— Start of Supplied information —
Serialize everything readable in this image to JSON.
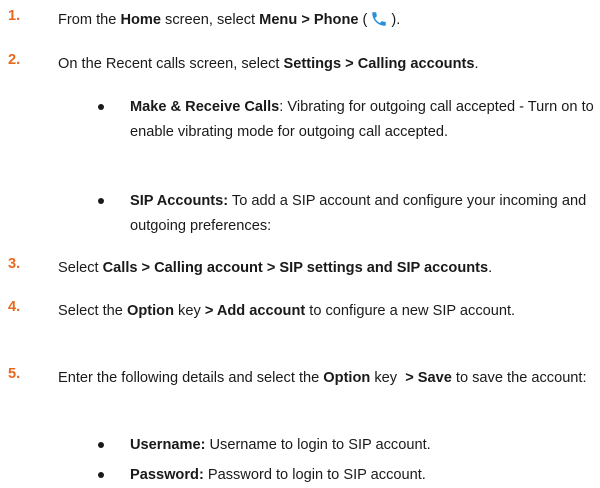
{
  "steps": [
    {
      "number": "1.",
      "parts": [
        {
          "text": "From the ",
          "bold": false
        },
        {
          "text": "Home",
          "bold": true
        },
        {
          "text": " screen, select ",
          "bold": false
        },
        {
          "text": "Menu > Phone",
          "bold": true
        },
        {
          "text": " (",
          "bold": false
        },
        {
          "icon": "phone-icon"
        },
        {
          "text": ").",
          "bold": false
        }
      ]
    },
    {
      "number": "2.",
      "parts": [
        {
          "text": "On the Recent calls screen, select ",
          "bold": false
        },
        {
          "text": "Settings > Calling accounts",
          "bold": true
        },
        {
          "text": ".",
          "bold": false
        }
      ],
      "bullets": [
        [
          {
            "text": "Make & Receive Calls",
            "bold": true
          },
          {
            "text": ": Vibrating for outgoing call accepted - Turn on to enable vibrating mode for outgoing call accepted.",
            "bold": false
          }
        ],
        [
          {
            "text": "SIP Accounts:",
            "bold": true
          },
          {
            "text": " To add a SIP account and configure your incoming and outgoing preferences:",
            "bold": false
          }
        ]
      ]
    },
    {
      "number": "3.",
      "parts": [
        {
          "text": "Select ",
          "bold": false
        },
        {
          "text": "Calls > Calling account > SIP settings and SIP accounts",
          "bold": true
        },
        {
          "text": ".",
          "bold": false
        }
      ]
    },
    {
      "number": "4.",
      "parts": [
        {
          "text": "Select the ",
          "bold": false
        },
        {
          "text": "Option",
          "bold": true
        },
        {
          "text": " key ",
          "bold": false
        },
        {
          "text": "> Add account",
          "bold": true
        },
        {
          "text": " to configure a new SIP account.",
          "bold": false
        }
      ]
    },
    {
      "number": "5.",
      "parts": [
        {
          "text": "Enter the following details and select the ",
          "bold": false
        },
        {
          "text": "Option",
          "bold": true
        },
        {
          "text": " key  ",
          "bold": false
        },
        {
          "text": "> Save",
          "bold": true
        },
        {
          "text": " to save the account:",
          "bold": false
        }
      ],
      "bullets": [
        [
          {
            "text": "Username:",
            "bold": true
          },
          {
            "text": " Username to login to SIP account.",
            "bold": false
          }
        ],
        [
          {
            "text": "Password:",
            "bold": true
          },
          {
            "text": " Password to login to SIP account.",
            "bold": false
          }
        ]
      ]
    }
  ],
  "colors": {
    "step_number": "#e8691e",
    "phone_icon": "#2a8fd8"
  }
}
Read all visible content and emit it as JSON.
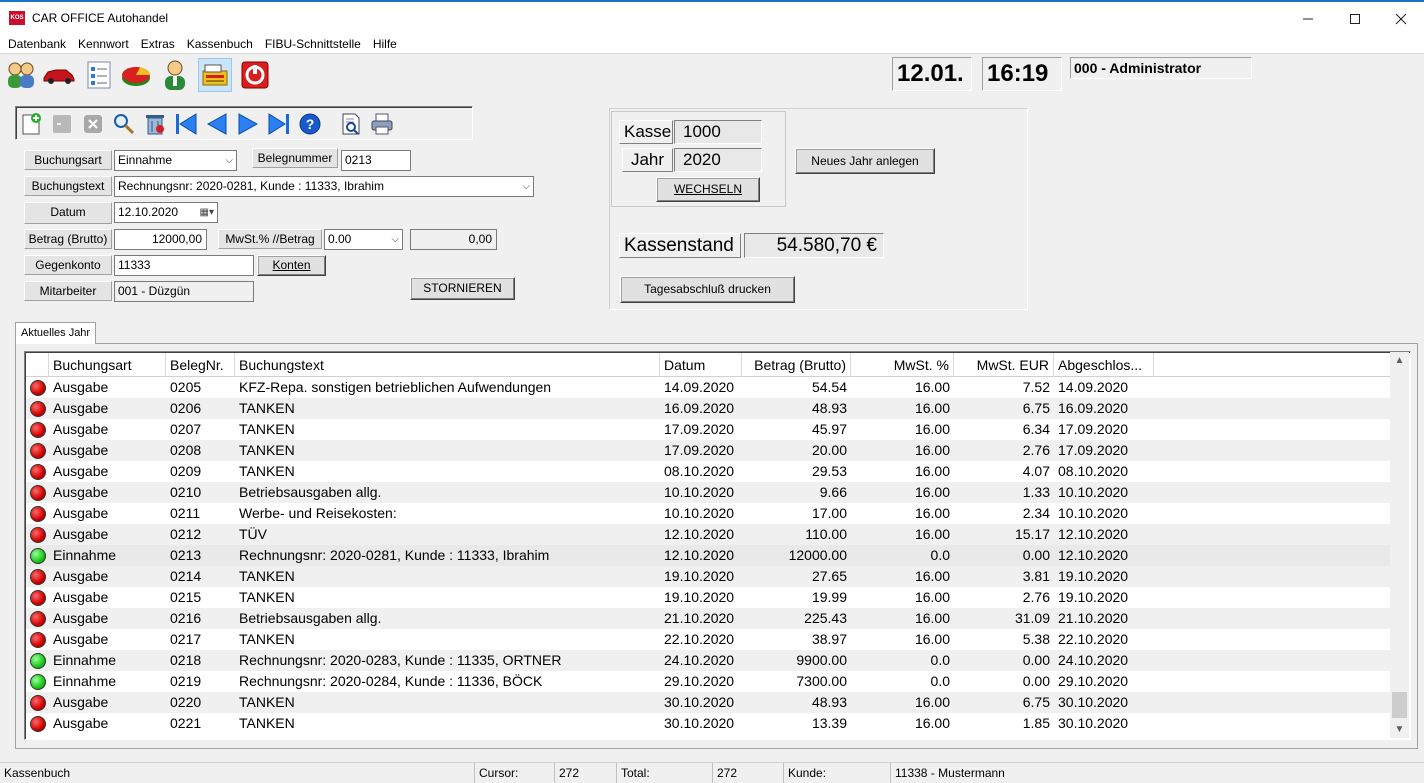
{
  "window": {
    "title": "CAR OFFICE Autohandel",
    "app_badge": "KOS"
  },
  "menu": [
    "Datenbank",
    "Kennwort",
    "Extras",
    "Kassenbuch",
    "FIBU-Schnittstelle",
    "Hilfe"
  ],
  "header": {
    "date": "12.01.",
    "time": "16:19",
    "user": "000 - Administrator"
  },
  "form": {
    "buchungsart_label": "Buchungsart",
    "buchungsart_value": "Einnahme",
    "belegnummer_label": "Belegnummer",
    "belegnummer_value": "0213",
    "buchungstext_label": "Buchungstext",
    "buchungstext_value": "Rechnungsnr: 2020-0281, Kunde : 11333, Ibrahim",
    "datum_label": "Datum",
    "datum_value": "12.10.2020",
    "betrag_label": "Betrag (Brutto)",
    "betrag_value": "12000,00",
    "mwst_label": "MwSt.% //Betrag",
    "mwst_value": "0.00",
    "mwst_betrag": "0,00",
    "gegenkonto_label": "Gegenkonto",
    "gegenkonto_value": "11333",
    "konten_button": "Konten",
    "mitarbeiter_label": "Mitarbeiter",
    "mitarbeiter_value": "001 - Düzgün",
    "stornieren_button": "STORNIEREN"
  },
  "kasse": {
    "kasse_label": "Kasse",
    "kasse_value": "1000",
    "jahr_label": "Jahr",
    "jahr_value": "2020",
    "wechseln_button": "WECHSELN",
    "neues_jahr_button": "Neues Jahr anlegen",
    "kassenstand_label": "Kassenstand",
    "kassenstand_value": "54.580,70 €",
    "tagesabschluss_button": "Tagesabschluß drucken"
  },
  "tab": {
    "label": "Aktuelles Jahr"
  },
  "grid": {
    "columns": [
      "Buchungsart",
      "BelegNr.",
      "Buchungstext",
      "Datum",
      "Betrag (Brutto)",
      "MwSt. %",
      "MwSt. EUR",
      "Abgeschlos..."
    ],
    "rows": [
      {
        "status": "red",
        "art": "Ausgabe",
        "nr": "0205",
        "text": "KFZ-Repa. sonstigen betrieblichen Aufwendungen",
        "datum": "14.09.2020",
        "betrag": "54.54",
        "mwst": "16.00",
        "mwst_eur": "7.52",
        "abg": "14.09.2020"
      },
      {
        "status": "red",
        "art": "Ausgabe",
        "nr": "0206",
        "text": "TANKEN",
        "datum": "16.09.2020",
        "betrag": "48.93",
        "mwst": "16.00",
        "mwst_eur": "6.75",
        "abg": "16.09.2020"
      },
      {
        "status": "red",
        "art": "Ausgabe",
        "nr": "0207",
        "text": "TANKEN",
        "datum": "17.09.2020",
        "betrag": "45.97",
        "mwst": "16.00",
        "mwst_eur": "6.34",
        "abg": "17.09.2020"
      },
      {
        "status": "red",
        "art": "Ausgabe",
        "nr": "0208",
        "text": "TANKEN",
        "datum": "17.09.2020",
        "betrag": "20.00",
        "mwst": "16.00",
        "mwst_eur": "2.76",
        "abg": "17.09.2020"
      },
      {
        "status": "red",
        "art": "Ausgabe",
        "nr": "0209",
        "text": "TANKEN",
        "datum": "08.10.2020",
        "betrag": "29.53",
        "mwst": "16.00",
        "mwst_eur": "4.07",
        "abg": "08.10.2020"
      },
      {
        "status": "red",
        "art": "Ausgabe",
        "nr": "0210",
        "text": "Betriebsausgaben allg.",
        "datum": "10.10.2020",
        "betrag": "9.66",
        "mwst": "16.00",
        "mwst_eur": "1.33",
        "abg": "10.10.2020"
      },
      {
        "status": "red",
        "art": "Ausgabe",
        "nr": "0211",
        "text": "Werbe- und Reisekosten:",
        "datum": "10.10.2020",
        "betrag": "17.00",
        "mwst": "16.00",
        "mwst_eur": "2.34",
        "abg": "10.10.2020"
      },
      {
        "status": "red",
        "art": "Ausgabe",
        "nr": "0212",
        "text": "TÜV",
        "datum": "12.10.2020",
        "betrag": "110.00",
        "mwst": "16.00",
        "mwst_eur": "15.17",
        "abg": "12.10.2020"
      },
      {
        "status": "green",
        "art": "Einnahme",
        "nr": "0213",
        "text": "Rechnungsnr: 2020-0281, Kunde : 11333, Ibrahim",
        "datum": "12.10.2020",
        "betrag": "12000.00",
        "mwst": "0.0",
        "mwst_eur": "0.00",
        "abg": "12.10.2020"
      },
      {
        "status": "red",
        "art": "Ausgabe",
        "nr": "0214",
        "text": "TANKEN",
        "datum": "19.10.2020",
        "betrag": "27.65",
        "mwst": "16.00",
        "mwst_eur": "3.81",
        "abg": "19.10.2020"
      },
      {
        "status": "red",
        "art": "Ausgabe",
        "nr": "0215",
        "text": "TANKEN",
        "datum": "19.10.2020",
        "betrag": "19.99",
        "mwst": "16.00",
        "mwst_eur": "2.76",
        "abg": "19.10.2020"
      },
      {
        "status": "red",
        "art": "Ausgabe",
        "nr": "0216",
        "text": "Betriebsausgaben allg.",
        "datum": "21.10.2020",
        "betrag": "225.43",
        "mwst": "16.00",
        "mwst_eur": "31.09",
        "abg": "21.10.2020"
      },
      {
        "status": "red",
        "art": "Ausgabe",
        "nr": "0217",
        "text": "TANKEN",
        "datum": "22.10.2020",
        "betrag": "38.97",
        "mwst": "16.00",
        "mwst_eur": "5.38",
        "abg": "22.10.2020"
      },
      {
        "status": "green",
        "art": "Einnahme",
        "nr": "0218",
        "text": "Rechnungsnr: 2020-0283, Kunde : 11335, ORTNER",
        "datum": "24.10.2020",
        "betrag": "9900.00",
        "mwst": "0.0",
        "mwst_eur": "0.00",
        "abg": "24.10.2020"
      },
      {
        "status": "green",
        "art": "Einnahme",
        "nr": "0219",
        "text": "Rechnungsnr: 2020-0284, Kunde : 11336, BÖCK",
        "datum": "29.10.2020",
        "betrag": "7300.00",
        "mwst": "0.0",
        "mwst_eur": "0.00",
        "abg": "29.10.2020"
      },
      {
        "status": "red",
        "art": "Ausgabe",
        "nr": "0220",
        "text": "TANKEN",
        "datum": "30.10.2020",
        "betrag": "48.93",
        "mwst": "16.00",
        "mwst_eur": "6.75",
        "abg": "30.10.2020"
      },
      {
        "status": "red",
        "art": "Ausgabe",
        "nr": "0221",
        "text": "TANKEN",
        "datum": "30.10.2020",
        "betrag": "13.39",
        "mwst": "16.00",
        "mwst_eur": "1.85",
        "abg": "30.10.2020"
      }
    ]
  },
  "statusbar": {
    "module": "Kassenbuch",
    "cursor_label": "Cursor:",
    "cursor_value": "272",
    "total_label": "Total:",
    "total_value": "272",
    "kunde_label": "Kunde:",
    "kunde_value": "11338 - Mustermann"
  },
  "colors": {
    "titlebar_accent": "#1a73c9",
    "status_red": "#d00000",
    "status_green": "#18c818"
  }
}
— End of Supplied information —
** Work to be completed **
In the records above, locate the lines holding the word "Ibrahim". Copy each of them.

** Full response **
    "buchungstext_value": "Rechnungsnr: 2020-0281, Kunde : 11333, Ibrahim",
        "text": "Rechnungsnr: 2020-0281, Kunde : 11333, Ibrahim",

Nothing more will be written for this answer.